AIM OF THE TASK:
Give back each entry unchanged, minus pictures.

DATA PROVIDED:
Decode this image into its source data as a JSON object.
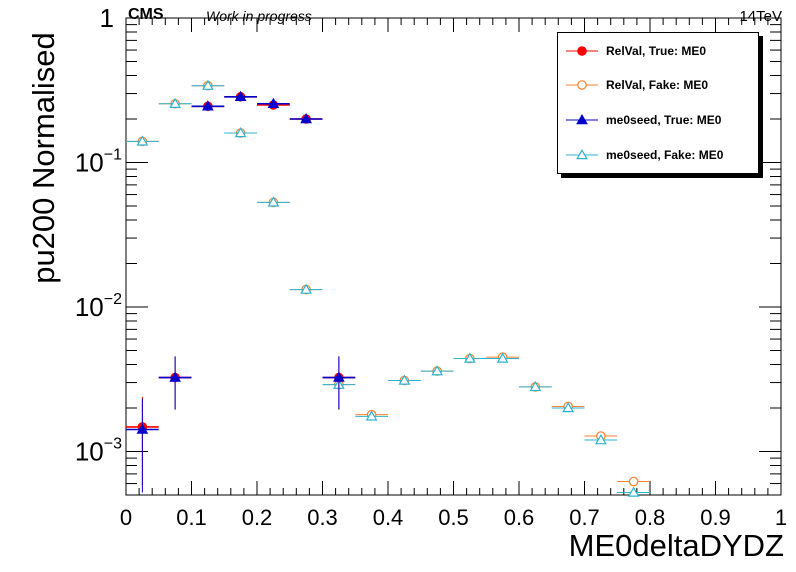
{
  "header": {
    "experiment": "CMS",
    "status": "Work in progress",
    "energy": "14TeV"
  },
  "chart_data": {
    "type": "scatter",
    "xlabel": "ME0deltaDYDZ",
    "ylabel": "pu200 Normalised",
    "xlim": [
      0,
      1
    ],
    "ylim": [
      0.0005,
      1
    ],
    "yscale": "log",
    "bin_width": 0.05,
    "x_ticks": [
      "0",
      "0.1",
      "0.2",
      "0.3",
      "0.4",
      "0.5",
      "0.6",
      "0.7",
      "0.8",
      "0.9",
      "1"
    ],
    "y_ticks": [
      {
        "base": "1",
        "exp": ""
      },
      {
        "base": "10",
        "exp": "−1"
      },
      {
        "base": "10",
        "exp": "−2"
      },
      {
        "base": "10",
        "exp": "−3"
      }
    ],
    "legend_position": "top-right",
    "series": [
      {
        "name": "RelVal, True: ME0",
        "color": "#ff0000",
        "marker": "circle-filled",
        "x": [
          0.025,
          0.075,
          0.125,
          0.175,
          0.225,
          0.275,
          0.325
        ],
        "y": [
          0.00148,
          0.00325,
          0.245,
          0.285,
          0.25,
          0.2,
          0.00325
        ],
        "yerr": [
          0.0009,
          0.0013,
          0.012,
          0.013,
          0.012,
          0.011,
          0.0013
        ]
      },
      {
        "name": "RelVal, Fake: ME0",
        "color": "#ff7f2a",
        "marker": "circle-open",
        "x": [
          0.025,
          0.075,
          0.125,
          0.175,
          0.225,
          0.275,
          0.325,
          0.375,
          0.425,
          0.475,
          0.525,
          0.575,
          0.625,
          0.675,
          0.725,
          0.775
        ],
        "y": [
          0.14,
          0.255,
          0.34,
          0.16,
          0.053,
          0.0132,
          0.0029,
          0.0018,
          0.0031,
          0.0036,
          0.0044,
          0.0045,
          0.0028,
          0.00205,
          0.00128,
          0.00062
        ],
        "yerr": []
      },
      {
        "name": "me0seed, True: ME0",
        "color": "#0000cc",
        "marker": "triangle-filled",
        "x": [
          0.025,
          0.075,
          0.125,
          0.175,
          0.225,
          0.275,
          0.325
        ],
        "y": [
          0.00142,
          0.00325,
          0.245,
          0.285,
          0.255,
          0.2,
          0.00325
        ],
        "yerr": [
          0.0009,
          0.0013,
          0.012,
          0.013,
          0.012,
          0.011,
          0.0013
        ]
      },
      {
        "name": "me0seed, Fake: ME0",
        "color": "#2ab4d4",
        "marker": "triangle-open",
        "x": [
          0.025,
          0.075,
          0.125,
          0.175,
          0.225,
          0.275,
          0.325,
          0.375,
          0.425,
          0.475,
          0.525,
          0.575,
          0.625,
          0.675,
          0.725,
          0.775
        ],
        "y": [
          0.14,
          0.255,
          0.34,
          0.16,
          0.053,
          0.0132,
          0.0029,
          0.00175,
          0.0031,
          0.0036,
          0.0044,
          0.0044,
          0.0028,
          0.002,
          0.0012,
          0.00052
        ],
        "yerr": []
      }
    ]
  }
}
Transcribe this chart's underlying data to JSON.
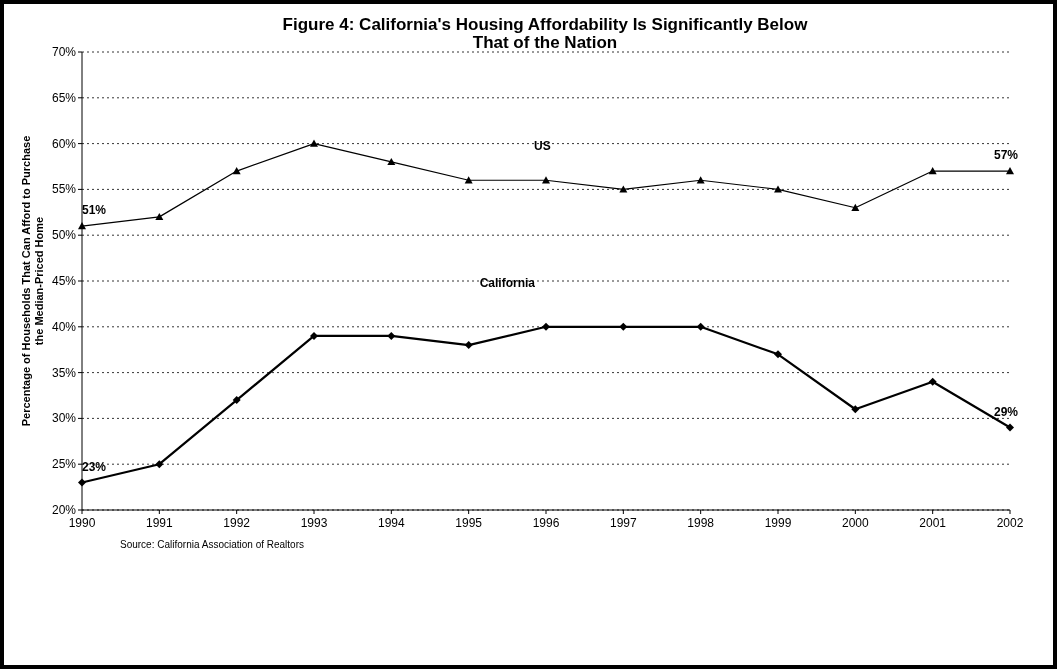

SOLUTION TO THIS TASK:
Decode this image into its source data as a JSON object.
{
  "header": {
    "experiment": "CMS",
    "status": "Work in progress",
    "energy": "14TeV"
  },
  "chart_data": {
    "type": "scatter",
    "xlabel": "ME0deltaDYDZ",
    "ylabel": "pu200 Normalised",
    "xlim": [
      0,
      1
    ],
    "ylim": [
      0.0005,
      1
    ],
    "yscale": "log",
    "bin_width": 0.05,
    "x_ticks": [
      "0",
      "0.1",
      "0.2",
      "0.3",
      "0.4",
      "0.5",
      "0.6",
      "0.7",
      "0.8",
      "0.9",
      "1"
    ],
    "y_ticks": [
      {
        "base": "1",
        "exp": ""
      },
      {
        "base": "10",
        "exp": "−1"
      },
      {
        "base": "10",
        "exp": "−2"
      },
      {
        "base": "10",
        "exp": "−3"
      }
    ],
    "legend_position": "top-right",
    "series": [
      {
        "name": "RelVal, True: ME0",
        "color": "#ff0000",
        "marker": "circle-filled",
        "x": [
          0.025,
          0.075,
          0.125,
          0.175,
          0.225,
          0.275,
          0.325
        ],
        "y": [
          0.00148,
          0.00325,
          0.245,
          0.285,
          0.25,
          0.2,
          0.00325
        ],
        "yerr": [
          0.0009,
          0.0013,
          0.012,
          0.013,
          0.012,
          0.011,
          0.0013
        ]
      },
      {
        "name": "RelVal, Fake: ME0",
        "color": "#ff7f2a",
        "marker": "circle-open",
        "x": [
          0.025,
          0.075,
          0.125,
          0.175,
          0.225,
          0.275,
          0.325,
          0.375,
          0.425,
          0.475,
          0.525,
          0.575,
          0.625,
          0.675,
          0.725,
          0.775
        ],
        "y": [
          0.14,
          0.255,
          0.34,
          0.16,
          0.053,
          0.0132,
          0.0029,
          0.0018,
          0.0031,
          0.0036,
          0.0044,
          0.0045,
          0.0028,
          0.00205,
          0.00128,
          0.00062
        ],
        "yerr": []
      },
      {
        "name": "me0seed, True: ME0",
        "color": "#0000cc",
        "marker": "triangle-filled",
        "x": [
          0.025,
          0.075,
          0.125,
          0.175,
          0.225,
          0.275,
          0.325
        ],
        "y": [
          0.00142,
          0.00325,
          0.245,
          0.285,
          0.255,
          0.2,
          0.00325
        ],
        "yerr": [
          0.0009,
          0.0013,
          0.012,
          0.013,
          0.012,
          0.011,
          0.0013
        ]
      },
      {
        "name": "me0seed, Fake: ME0",
        "color": "#2ab4d4",
        "marker": "triangle-open",
        "x": [
          0.025,
          0.075,
          0.125,
          0.175,
          0.225,
          0.275,
          0.325,
          0.375,
          0.425,
          0.475,
          0.525,
          0.575,
          0.625,
          0.675,
          0.725,
          0.775
        ],
        "y": [
          0.14,
          0.255,
          0.34,
          0.16,
          0.053,
          0.0132,
          0.0029,
          0.00175,
          0.0031,
          0.0036,
          0.0044,
          0.0044,
          0.0028,
          0.002,
          0.0012,
          0.00052
        ],
        "yerr": []
      }
    ]
  }
}
Transcribe this chart's underlying data to JSON.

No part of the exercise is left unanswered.